* Problem requirements
Will you extract the entries word for word? Images should not appear in the copy.

* Records provided
----
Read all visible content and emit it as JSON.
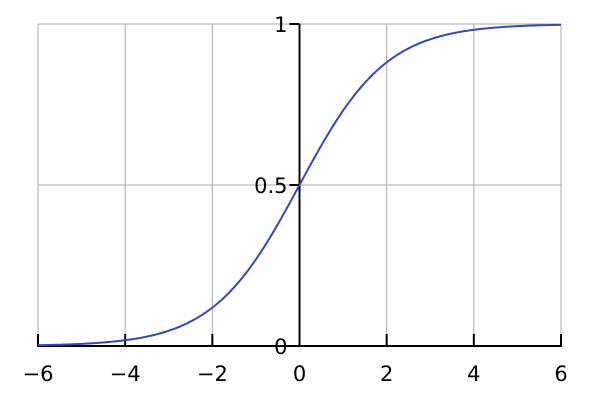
{
  "chart_data": {
    "type": "line",
    "title": "",
    "xlabel": "",
    "ylabel": "",
    "xlim": [
      -6,
      6
    ],
    "ylim": [
      0,
      1
    ],
    "grid": true,
    "x_ticks": [
      "−6",
      "−4",
      "−2",
      "0",
      "2",
      "4",
      "6"
    ],
    "x_tick_values": [
      -6,
      -4,
      -2,
      0,
      2,
      4,
      6
    ],
    "y_ticks": [
      "0",
      "0.5",
      "1"
    ],
    "y_tick_values": [
      0,
      0.5,
      1
    ],
    "series": [
      {
        "color": "#3548bb",
        "x": [
          -6,
          -5,
          -4,
          -3,
          -2,
          -1,
          0,
          1,
          2,
          3,
          4,
          5,
          6
        ],
        "y": [
          0.0025,
          0.0067,
          0.018,
          0.047,
          0.119,
          0.269,
          0.5,
          0.731,
          0.881,
          0.953,
          0.982,
          0.9933,
          0.9975
        ]
      }
    ],
    "colors": {
      "grid": "#a8a8a8",
      "axis": "#000000"
    }
  }
}
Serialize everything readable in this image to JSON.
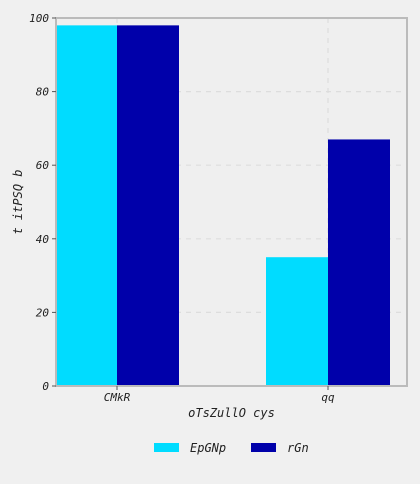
{
  "chart_data": {
    "type": "bar",
    "title": "",
    "xlabel": "oTsZullO cys",
    "ylabel": "t itPSQ b",
    "categories": [
      "CMkR",
      "qq"
    ],
    "series": [
      {
        "name": "EpGNp",
        "color": "#00dcff",
        "values": [
          98,
          35
        ]
      },
      {
        "name": "rGn",
        "color": "#0000aa",
        "values": [
          98,
          67
        ]
      }
    ],
    "ylim": [
      0,
      100
    ],
    "yticks": [
      0,
      20,
      40,
      60,
      80,
      100
    ],
    "grid": true,
    "legend_position": "bottom-center",
    "background": "#efefef",
    "frame_color": "#bbbbbb",
    "grid_color": "#dddddd"
  }
}
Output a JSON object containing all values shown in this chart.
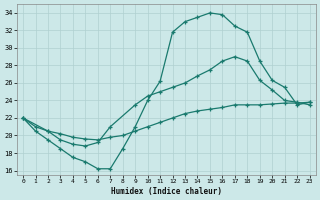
{
  "xlabel": "Humidex (Indice chaleur)",
  "bg_color": "#cce8e8",
  "grid_color": "#b0d0d0",
  "line_color": "#1a7a6e",
  "curve1_x": [
    0,
    1,
    2,
    3,
    4,
    5,
    6,
    7,
    8,
    9,
    10,
    11,
    12,
    13,
    14,
    15,
    16,
    17,
    18,
    19,
    20,
    21,
    22,
    23
  ],
  "curve1_y": [
    22,
    20.5,
    19.5,
    18.5,
    17.5,
    17.0,
    16.2,
    16.2,
    18.5,
    21.0,
    24.0,
    26.2,
    31.8,
    33.0,
    33.5,
    34.0,
    33.8,
    32.5,
    31.8,
    28.5,
    26.3,
    25.5,
    23.5,
    23.8
  ],
  "curve2_x": [
    0,
    2,
    3,
    4,
    5,
    6,
    7,
    9,
    10,
    11,
    12,
    13,
    14,
    15,
    16,
    17,
    18,
    19,
    20,
    21,
    22,
    23
  ],
  "curve2_y": [
    22,
    20.5,
    19.5,
    19.0,
    18.8,
    19.2,
    21.0,
    23.5,
    24.5,
    25.0,
    25.5,
    26.0,
    26.8,
    27.5,
    28.5,
    29.0,
    28.5,
    26.3,
    25.2,
    24.0,
    23.8,
    23.5
  ],
  "curve3_x": [
    0,
    1,
    2,
    3,
    4,
    5,
    6,
    7,
    8,
    9,
    10,
    11,
    12,
    13,
    14,
    15,
    16,
    17,
    18,
    19,
    20,
    21,
    22,
    23
  ],
  "curve3_y": [
    22,
    21.0,
    20.5,
    20.2,
    19.8,
    19.6,
    19.5,
    19.8,
    20.0,
    20.5,
    21.0,
    21.5,
    22.0,
    22.5,
    22.8,
    23.0,
    23.2,
    23.5,
    23.5,
    23.5,
    23.6,
    23.7,
    23.7,
    23.8
  ],
  "ylim": [
    15.5,
    35
  ],
  "xlim": [
    -0.5,
    23.5
  ],
  "yticks": [
    16,
    18,
    20,
    22,
    24,
    26,
    28,
    30,
    32,
    34
  ],
  "xticks": [
    0,
    1,
    2,
    3,
    4,
    5,
    6,
    7,
    8,
    9,
    10,
    11,
    12,
    13,
    14,
    15,
    16,
    17,
    18,
    19,
    20,
    21,
    22,
    23
  ]
}
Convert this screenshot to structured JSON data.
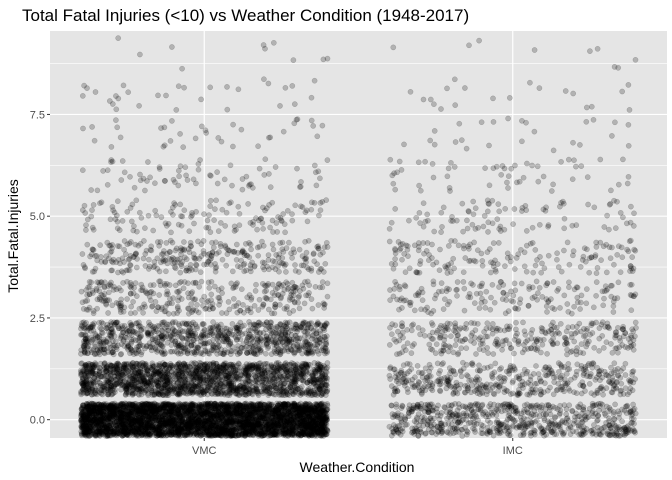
{
  "chart_data": {
    "type": "scatter",
    "title": "Total Fatal Injuries (<10) vs Weather Condition (1948-2017)",
    "xlabel": "Weather.Condition",
    "ylabel": "Total.Fatal.Injuries",
    "categories": [
      "VMC",
      "IMC"
    ],
    "yticks": [
      0.0,
      2.5,
      5.0,
      7.5
    ],
    "ytick_labels": [
      "0.0",
      "2.5",
      "5.0",
      "7.5"
    ],
    "ylim": [
      -0.45,
      9.55
    ],
    "jitter": {
      "width": 0.4,
      "height": 0.4
    },
    "point_style": {
      "color": "#000000",
      "alpha": 0.22
    },
    "panel_background": "#e5e5e5",
    "gridline_color": "#ffffff",
    "grid": true,
    "series": [
      {
        "category": "VMC",
        "values": [
          0,
          1,
          2,
          3,
          4,
          5,
          6,
          7,
          8,
          9
        ],
        "counts": [
          4200,
          1800,
          900,
          320,
          300,
          130,
          70,
          35,
          30,
          10
        ]
      },
      {
        "category": "IMC",
        "values": [
          0,
          1,
          2,
          3,
          4,
          5,
          6,
          7,
          8,
          9
        ],
        "counts": [
          650,
          420,
          300,
          170,
          160,
          90,
          55,
          25,
          20,
          9
        ]
      }
    ]
  }
}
----
* Solution
Read all visible content and emit it as JSON.
{
  "chart_data": {
    "type": "line",
    "title": "",
    "xlabel": "",
    "ylabel": "",
    "xlim": [
      -6,
      6
    ],
    "ylim": [
      0,
      1
    ],
    "grid": true,
    "x_ticks": [
      "−6",
      "−4",
      "−2",
      "0",
      "2",
      "4",
      "6"
    ],
    "x_tick_values": [
      -6,
      -4,
      -2,
      0,
      2,
      4,
      6
    ],
    "y_ticks": [
      "0",
      "0.5",
      "1"
    ],
    "y_tick_values": [
      0,
      0.5,
      1
    ],
    "series": [
      {
        "color": "#3548bb",
        "x": [
          -6,
          -5,
          -4,
          -3,
          -2,
          -1,
          0,
          1,
          2,
          3,
          4,
          5,
          6
        ],
        "y": [
          0.0025,
          0.0067,
          0.018,
          0.047,
          0.119,
          0.269,
          0.5,
          0.731,
          0.881,
          0.953,
          0.982,
          0.9933,
          0.9975
        ]
      }
    ],
    "colors": {
      "grid": "#a8a8a8",
      "axis": "#000000"
    }
  }
}
Serialize everything readable in this image to JSON.
{
  "chart_data": {
    "type": "bar",
    "title": "",
    "xlabel": "oTsZullO cys",
    "ylabel": "t itPSQ b",
    "categories": [
      "CMkR",
      "qq"
    ],
    "series": [
      {
        "name": "EpGNp",
        "color": "#00dcff",
        "values": [
          98,
          35
        ]
      },
      {
        "name": "rGn",
        "color": "#0000aa",
        "values": [
          98,
          67
        ]
      }
    ],
    "ylim": [
      0,
      100
    ],
    "yticks": [
      0,
      20,
      40,
      60,
      80,
      100
    ],
    "grid": true,
    "legend_position": "bottom-center",
    "background": "#efefef",
    "frame_color": "#bbbbbb",
    "grid_color": "#dddddd"
  }
}
Output a JSON object containing all values shown in this chart.
{
  "xlabel": "Humidex (Indice chaleur)",
  "bg_color": "#cce8e8",
  "grid_color": "#b0d0d0",
  "line_color": "#1a7a6e",
  "curve1_x": [
    0,
    1,
    2,
    3,
    4,
    5,
    6,
    7,
    8,
    9,
    10,
    11,
    12,
    13,
    14,
    15,
    16,
    17,
    18,
    19,
    20,
    21,
    22,
    23
  ],
  "curve1_y": [
    22,
    20.5,
    19.5,
    18.5,
    17.5,
    17.0,
    16.2,
    16.2,
    18.5,
    21.0,
    24.0,
    26.2,
    31.8,
    33.0,
    33.5,
    34.0,
    33.8,
    32.5,
    31.8,
    28.5,
    26.3,
    25.5,
    23.5,
    23.8
  ],
  "curve2_x": [
    0,
    2,
    3,
    4,
    5,
    6,
    7,
    9,
    10,
    11,
    12,
    13,
    14,
    15,
    16,
    17,
    18,
    19,
    20,
    21,
    22,
    23
  ],
  "curve2_y": [
    22,
    20.5,
    19.5,
    19.0,
    18.8,
    19.2,
    21.0,
    23.5,
    24.5,
    25.0,
    25.5,
    26.0,
    26.8,
    27.5,
    28.5,
    29.0,
    28.5,
    26.3,
    25.2,
    24.0,
    23.8,
    23.5
  ],
  "curve3_x": [
    0,
    1,
    2,
    3,
    4,
    5,
    6,
    7,
    8,
    9,
    10,
    11,
    12,
    13,
    14,
    15,
    16,
    17,
    18,
    19,
    20,
    21,
    22,
    23
  ],
  "curve3_y": [
    22,
    21.0,
    20.5,
    20.2,
    19.8,
    19.6,
    19.5,
    19.8,
    20.0,
    20.5,
    21.0,
    21.5,
    22.0,
    22.5,
    22.8,
    23.0,
    23.2,
    23.5,
    23.5,
    23.5,
    23.6,
    23.7,
    23.7,
    23.8
  ],
  "ylim": [
    15.5,
    35
  ],
  "xlim": [
    -0.5,
    23.5
  ],
  "yticks": [
    16,
    18,
    20,
    22,
    24,
    26,
    28,
    30,
    32,
    34
  ],
  "xticks": [
    0,
    1,
    2,
    3,
    4,
    5,
    6,
    7,
    8,
    9,
    10,
    11,
    12,
    13,
    14,
    15,
    16,
    17,
    18,
    19,
    20,
    21,
    22,
    23
  ]
}
Convert this screenshot to structured JSON data.
{
  "chart_data": {
    "type": "scatter",
    "title": "Total Fatal Injuries (<10) vs Weather Condition (1948-2017)",
    "xlabel": "Weather.Condition",
    "ylabel": "Total.Fatal.Injuries",
    "categories": [
      "VMC",
      "IMC"
    ],
    "yticks": [
      0.0,
      2.5,
      5.0,
      7.5
    ],
    "ytick_labels": [
      "0.0",
      "2.5",
      "5.0",
      "7.5"
    ],
    "ylim": [
      -0.45,
      9.55
    ],
    "jitter": {
      "width": 0.4,
      "height": 0.4
    },
    "point_style": {
      "color": "#000000",
      "alpha": 0.22
    },
    "panel_background": "#e5e5e5",
    "gridline_color": "#ffffff",
    "grid": true,
    "series": [
      {
        "category": "VMC",
        "values": [
          0,
          1,
          2,
          3,
          4,
          5,
          6,
          7,
          8,
          9
        ],
        "counts": [
          4200,
          1800,
          900,
          320,
          300,
          130,
          70,
          35,
          30,
          10
        ]
      },
      {
        "category": "IMC",
        "values": [
          0,
          1,
          2,
          3,
          4,
          5,
          6,
          7,
          8,
          9
        ],
        "counts": [
          650,
          420,
          300,
          170,
          160,
          90,
          55,
          25,
          20,
          9
        ]
      }
    ]
  }
}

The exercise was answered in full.